*Instructions for the task*.
Examine the entries below, count the lines holding the string "image", and respond with the number only.

::: Recorded data

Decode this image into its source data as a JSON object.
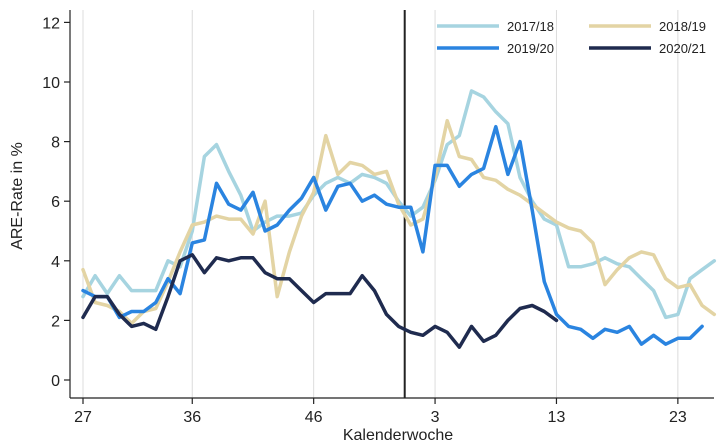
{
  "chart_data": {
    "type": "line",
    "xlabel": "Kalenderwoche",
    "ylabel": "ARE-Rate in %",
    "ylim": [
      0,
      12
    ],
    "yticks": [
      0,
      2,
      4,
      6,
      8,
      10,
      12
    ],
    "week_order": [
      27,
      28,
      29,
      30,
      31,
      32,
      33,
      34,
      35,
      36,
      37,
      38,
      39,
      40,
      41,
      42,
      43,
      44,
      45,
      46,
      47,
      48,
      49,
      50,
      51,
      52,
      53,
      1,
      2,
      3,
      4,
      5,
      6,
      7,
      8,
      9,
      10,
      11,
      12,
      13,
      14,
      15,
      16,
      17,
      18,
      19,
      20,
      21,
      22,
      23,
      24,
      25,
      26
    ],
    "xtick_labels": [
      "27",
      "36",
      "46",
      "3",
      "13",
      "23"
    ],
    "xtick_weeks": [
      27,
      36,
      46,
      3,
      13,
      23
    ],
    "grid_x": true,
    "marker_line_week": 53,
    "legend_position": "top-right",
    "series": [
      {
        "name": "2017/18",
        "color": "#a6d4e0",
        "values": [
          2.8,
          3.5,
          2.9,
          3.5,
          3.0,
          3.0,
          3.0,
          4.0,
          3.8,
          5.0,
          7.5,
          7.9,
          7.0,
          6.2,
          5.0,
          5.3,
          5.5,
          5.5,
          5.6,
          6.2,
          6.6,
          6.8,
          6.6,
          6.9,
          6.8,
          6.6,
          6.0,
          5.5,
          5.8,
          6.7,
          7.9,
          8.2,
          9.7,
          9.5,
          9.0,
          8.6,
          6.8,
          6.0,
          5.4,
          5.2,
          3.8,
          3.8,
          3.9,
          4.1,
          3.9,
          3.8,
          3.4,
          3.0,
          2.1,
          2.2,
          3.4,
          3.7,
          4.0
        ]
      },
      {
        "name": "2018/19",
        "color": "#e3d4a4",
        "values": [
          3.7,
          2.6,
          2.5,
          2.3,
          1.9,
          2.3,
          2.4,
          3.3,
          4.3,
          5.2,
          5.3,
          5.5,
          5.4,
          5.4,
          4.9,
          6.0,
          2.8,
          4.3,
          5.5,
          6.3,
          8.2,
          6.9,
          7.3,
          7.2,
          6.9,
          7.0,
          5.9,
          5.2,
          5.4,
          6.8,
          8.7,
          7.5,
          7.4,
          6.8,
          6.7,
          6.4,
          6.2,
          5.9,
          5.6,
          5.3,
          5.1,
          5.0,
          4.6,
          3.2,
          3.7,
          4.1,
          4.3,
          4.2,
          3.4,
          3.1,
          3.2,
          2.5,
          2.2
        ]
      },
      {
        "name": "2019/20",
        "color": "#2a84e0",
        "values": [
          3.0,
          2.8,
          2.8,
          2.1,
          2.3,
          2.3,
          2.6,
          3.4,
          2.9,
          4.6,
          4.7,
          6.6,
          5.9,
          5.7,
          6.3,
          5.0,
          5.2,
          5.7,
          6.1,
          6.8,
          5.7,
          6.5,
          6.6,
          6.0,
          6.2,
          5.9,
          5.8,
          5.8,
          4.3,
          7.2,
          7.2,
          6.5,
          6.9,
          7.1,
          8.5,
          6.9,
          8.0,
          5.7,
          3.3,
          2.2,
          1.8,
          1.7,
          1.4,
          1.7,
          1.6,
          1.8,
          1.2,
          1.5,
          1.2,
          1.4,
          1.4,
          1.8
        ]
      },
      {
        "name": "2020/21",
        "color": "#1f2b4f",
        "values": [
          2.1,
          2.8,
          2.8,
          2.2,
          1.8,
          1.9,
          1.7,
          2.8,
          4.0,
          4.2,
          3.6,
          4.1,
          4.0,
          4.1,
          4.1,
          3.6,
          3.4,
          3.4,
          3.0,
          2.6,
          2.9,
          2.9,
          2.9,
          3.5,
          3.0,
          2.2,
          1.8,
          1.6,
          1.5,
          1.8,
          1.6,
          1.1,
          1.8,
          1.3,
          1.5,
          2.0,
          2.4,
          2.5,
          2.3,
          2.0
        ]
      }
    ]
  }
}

::::::
::: Recorded data

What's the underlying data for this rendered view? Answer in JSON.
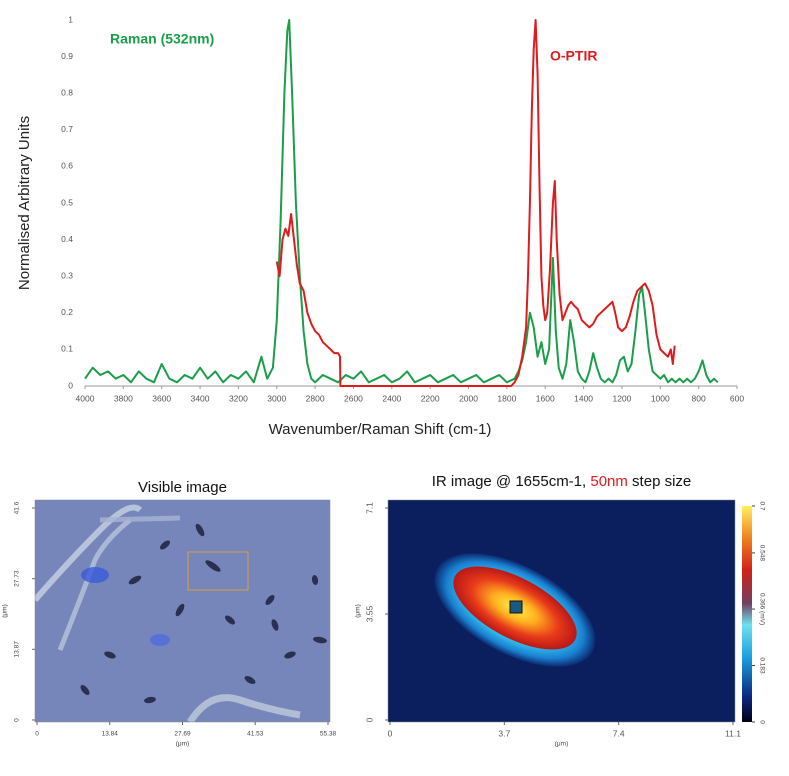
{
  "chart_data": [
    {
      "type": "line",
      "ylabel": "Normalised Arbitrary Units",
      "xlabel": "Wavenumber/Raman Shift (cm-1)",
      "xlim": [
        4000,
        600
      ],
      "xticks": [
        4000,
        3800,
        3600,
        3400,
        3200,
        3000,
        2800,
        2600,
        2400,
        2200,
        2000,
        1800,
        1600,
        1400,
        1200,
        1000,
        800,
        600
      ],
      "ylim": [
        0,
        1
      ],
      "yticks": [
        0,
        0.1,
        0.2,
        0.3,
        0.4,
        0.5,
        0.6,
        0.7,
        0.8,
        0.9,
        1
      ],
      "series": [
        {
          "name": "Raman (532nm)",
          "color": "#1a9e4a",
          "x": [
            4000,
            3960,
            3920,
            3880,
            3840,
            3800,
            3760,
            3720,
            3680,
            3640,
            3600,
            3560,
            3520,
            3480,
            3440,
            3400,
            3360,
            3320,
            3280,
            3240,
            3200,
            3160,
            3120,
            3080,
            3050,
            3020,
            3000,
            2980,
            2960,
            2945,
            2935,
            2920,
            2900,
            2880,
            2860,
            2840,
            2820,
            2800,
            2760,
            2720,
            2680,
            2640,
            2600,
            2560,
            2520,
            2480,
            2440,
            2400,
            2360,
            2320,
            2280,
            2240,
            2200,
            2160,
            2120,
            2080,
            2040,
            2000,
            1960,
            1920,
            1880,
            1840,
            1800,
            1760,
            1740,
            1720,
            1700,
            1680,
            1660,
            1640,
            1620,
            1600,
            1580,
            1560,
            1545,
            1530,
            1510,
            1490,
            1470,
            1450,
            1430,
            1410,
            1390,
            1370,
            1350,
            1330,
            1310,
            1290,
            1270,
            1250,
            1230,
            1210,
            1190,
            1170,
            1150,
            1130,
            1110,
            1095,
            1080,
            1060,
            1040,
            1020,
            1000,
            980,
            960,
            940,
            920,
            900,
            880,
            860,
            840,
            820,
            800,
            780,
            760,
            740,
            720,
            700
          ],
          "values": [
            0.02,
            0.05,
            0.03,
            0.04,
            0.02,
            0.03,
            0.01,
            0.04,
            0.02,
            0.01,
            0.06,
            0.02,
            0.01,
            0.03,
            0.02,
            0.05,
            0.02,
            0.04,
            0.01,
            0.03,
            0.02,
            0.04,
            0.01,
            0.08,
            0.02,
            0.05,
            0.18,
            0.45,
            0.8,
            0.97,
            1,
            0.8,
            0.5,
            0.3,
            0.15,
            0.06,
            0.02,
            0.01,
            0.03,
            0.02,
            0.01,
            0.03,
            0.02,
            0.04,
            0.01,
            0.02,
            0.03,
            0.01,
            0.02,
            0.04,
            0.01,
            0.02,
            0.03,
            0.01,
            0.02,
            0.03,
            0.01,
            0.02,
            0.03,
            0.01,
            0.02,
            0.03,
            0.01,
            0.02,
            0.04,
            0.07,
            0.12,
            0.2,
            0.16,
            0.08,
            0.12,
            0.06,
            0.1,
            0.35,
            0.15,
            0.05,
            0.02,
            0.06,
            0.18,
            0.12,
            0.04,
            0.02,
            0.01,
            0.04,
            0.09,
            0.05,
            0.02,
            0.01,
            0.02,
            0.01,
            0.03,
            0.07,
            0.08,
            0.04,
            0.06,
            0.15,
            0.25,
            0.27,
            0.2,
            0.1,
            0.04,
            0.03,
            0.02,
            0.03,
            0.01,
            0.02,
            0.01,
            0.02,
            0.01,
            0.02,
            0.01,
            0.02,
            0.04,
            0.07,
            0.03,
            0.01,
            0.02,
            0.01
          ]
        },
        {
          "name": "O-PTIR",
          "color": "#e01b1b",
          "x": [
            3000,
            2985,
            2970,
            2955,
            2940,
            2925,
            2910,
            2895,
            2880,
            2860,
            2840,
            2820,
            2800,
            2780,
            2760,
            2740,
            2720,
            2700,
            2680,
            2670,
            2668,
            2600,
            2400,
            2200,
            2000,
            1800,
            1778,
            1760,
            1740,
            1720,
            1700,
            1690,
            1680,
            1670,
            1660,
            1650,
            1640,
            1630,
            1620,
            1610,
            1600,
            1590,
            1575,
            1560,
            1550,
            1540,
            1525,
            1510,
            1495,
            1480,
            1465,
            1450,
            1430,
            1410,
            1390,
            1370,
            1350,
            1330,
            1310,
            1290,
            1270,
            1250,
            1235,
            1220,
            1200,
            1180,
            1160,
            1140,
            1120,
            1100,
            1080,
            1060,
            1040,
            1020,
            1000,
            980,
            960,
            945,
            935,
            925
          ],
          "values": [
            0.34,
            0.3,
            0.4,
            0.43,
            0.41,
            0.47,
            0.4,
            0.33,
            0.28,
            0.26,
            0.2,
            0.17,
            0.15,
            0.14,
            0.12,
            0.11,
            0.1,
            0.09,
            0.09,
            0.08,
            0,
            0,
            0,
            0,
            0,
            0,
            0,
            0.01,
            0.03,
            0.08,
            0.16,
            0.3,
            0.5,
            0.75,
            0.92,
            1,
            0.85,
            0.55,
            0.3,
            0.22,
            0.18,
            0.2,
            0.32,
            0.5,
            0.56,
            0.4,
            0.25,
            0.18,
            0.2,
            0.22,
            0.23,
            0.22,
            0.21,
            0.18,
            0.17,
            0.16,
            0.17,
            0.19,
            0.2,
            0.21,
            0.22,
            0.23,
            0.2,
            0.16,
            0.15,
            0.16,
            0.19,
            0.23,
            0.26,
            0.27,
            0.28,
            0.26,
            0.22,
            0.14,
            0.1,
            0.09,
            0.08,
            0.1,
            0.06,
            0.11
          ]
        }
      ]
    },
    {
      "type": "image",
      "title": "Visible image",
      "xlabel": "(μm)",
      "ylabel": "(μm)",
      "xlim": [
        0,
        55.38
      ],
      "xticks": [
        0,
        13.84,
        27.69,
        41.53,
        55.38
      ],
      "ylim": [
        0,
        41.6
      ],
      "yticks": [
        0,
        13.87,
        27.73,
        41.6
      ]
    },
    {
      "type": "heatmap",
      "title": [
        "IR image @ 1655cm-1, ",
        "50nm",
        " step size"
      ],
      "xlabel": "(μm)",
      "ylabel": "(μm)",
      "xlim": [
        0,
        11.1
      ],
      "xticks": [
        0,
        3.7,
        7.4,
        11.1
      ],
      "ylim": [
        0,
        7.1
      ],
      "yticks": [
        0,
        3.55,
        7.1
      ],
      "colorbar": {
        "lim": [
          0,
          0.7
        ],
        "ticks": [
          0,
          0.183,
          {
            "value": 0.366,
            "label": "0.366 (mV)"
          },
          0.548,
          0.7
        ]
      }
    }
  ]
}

::::::
::: Recorded data

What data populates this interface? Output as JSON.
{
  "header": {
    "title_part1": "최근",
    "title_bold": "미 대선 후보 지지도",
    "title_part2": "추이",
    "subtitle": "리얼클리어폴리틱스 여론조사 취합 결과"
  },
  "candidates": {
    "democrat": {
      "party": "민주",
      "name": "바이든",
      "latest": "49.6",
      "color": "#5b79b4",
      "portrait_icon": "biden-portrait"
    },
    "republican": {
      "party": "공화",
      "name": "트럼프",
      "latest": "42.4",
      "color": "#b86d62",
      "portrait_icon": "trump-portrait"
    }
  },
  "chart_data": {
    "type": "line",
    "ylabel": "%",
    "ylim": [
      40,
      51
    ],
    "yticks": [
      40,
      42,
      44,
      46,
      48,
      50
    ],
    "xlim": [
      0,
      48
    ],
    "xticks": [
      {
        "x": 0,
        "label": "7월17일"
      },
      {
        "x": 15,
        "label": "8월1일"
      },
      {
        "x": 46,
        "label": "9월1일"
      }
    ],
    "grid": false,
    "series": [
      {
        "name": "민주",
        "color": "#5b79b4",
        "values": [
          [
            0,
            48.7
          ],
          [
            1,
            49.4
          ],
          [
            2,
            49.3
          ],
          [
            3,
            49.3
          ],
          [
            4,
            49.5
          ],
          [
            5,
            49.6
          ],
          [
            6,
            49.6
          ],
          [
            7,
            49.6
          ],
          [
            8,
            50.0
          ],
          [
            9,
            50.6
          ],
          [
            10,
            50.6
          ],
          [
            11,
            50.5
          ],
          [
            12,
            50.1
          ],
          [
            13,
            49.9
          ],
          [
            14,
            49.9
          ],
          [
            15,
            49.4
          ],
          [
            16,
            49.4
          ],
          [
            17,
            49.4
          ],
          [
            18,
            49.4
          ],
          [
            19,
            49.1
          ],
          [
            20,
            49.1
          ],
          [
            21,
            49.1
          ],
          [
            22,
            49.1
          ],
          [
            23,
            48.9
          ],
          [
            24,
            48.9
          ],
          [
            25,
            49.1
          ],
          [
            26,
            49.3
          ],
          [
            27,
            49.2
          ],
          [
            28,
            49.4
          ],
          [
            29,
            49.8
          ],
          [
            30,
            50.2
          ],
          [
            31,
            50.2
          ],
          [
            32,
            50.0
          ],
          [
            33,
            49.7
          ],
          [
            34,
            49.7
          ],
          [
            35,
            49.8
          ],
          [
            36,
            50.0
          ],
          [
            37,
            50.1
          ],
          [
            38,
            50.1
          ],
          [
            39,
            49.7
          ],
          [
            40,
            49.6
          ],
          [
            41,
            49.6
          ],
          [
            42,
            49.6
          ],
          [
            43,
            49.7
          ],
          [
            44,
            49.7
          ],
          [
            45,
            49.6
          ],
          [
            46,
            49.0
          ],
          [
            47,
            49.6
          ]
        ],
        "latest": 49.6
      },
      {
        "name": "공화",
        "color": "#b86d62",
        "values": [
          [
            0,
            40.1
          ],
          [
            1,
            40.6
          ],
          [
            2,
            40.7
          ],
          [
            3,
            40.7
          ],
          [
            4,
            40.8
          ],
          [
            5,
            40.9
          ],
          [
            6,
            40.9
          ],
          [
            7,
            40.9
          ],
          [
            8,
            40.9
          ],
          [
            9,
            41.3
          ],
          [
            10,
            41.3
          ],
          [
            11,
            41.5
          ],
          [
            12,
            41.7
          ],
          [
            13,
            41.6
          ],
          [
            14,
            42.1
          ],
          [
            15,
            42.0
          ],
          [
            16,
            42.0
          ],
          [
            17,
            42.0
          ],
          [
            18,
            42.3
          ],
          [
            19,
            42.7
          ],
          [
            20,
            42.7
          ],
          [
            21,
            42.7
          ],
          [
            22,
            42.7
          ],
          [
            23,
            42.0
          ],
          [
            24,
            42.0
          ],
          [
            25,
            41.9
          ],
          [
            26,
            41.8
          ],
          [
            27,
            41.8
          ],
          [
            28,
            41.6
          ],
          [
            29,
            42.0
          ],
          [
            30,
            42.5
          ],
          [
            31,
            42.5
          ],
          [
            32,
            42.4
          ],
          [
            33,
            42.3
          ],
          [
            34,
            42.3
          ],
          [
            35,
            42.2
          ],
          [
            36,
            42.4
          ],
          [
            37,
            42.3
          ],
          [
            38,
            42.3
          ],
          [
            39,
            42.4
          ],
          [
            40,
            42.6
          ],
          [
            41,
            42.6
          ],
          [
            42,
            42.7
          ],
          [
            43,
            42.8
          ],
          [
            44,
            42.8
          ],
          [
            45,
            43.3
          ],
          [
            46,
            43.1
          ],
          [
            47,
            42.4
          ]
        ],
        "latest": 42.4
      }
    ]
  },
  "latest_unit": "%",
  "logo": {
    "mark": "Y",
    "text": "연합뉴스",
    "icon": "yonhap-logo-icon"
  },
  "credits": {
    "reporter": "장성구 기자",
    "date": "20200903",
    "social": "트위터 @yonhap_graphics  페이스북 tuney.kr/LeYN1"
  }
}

::::::

*Exercise output*.
4